[WRITTEN TASKS]
• a. List every kind of job seeker that the reply in the Dubai job-hunting thread says will be hired easily or will find job hunting easy.
• b. In the job-hunting thread, replace "Dubai" with "Abu Dhabi" and write out the passage from "## listerd (Feb" to "(Feb 1, 2009)".
• c. Extend the forum thread on job hunting in Dubai from where it stops.

Start of TEXT BLOCK

# Last minute tips for job hunting?



## listerd (Feb 28, 2009)

Hi - I am about to start some serious job hunting in Dubai. Do you guys have any last minute tips that I ought to say or mention? My tactic is to target specific companies that i think would you be interested in me (and vica versa).

Thanks for all help/advice!


----------



## mojoboy7 (Feb 1, 2009)

listerd said:


> Hi - I am about to start some serious job hunting in Dubai. Do you guys have any last minute tips that I ought to say or mention? My tactic is to target specific companies that i think would you be interested in me (and vica versa).
> 
> Thanks for all help/advice!


Hi there job hunting in Dubai can be easy or difficult but if you are an engineer or an architect then you will be hired easily. One tip though is to re-work your CV with the qualifications posted in the job search. Take heart though if you are a European or with Arabic background job hunting for you is easy as abc.

End of TEXT BLOCK
Start of RECORDS

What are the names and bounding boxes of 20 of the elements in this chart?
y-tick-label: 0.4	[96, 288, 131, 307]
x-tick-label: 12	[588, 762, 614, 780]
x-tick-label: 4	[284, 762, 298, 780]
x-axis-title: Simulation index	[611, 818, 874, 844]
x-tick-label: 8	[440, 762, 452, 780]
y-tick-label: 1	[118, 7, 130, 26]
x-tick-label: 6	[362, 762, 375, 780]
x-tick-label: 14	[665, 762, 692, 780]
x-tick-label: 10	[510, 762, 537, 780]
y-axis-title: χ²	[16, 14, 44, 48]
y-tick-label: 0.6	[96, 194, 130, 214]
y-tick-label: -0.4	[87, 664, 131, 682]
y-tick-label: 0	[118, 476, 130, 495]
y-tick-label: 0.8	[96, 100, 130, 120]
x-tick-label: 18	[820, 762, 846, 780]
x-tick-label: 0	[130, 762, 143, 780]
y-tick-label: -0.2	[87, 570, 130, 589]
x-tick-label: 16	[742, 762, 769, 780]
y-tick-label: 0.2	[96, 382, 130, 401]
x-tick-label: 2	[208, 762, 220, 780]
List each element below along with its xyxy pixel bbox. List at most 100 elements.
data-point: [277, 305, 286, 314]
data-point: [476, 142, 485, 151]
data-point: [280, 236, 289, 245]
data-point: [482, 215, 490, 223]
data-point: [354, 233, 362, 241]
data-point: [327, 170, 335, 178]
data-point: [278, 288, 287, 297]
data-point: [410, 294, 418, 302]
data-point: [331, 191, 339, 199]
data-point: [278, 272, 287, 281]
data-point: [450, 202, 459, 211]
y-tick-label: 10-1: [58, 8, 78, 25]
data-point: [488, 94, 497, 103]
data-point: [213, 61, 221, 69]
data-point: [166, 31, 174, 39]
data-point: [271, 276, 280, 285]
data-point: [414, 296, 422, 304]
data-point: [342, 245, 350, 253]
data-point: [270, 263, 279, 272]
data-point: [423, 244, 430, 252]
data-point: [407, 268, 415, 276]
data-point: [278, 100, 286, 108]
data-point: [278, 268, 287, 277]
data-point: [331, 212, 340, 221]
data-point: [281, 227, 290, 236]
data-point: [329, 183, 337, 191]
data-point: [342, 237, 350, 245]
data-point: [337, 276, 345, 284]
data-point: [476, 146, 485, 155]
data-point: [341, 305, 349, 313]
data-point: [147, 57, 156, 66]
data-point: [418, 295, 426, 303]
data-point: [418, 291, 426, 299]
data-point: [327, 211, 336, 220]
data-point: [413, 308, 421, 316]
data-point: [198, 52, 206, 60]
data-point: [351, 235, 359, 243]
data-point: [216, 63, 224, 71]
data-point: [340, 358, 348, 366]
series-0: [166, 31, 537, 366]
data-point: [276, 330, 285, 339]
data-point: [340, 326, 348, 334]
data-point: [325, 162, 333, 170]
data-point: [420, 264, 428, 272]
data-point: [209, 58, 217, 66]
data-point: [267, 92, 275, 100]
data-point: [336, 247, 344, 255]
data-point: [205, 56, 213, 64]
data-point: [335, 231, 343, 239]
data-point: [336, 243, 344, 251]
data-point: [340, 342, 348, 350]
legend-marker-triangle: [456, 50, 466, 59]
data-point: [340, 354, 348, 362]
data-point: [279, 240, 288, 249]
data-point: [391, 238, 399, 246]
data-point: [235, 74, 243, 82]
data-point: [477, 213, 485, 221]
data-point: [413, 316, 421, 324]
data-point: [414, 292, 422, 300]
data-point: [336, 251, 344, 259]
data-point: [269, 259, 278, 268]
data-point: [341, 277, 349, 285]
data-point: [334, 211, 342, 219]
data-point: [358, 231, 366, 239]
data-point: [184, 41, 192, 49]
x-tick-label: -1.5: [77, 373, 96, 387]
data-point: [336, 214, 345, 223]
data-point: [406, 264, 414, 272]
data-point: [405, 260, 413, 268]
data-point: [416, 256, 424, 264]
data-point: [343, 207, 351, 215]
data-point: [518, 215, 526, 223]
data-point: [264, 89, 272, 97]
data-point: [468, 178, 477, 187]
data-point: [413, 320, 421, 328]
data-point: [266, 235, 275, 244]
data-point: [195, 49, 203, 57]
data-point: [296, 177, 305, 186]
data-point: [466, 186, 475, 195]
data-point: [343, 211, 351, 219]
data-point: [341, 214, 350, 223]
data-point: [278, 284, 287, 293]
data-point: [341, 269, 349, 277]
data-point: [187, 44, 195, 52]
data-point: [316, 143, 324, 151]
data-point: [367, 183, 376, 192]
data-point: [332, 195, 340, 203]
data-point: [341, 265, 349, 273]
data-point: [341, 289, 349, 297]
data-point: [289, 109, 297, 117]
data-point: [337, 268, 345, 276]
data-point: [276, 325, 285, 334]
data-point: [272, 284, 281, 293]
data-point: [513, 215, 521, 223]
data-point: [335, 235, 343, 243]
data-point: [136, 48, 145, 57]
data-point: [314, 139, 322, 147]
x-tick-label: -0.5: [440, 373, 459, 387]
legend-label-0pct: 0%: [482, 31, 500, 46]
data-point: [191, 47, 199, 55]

End of RECORDS

[ANSWER SET]
• a. engineers, architects, Europeans, people with an Arabic background

• b.
## listerd (Feb 28, 2009)

Hi - I am about to start some serious job hunting in Abu Dhabi. Do you guys have any last minute tips that I ought to say or mention? My tactic is to target specific companies that i think would you be interested in me (and vica versa).

Thanks for all help/advice!


----------



## mojoboy7 (Feb 1, 2009)

• c.
----------



## Andy Capp (Oct 5, 2008)

Are you in Dubai?

Cos that makes such a difference, turning up on their doorstep means they can't ignore you....


----------



## mojoboy7 (Feb 1, 2009)

Another tip though is to try Abu Dhabi instead because some of our projects in Dubai were stalled and Abu Dhabi is still on a run. Real figure shows Abu Dhabi Construction companies are still hiring see bayt.com and monster.com.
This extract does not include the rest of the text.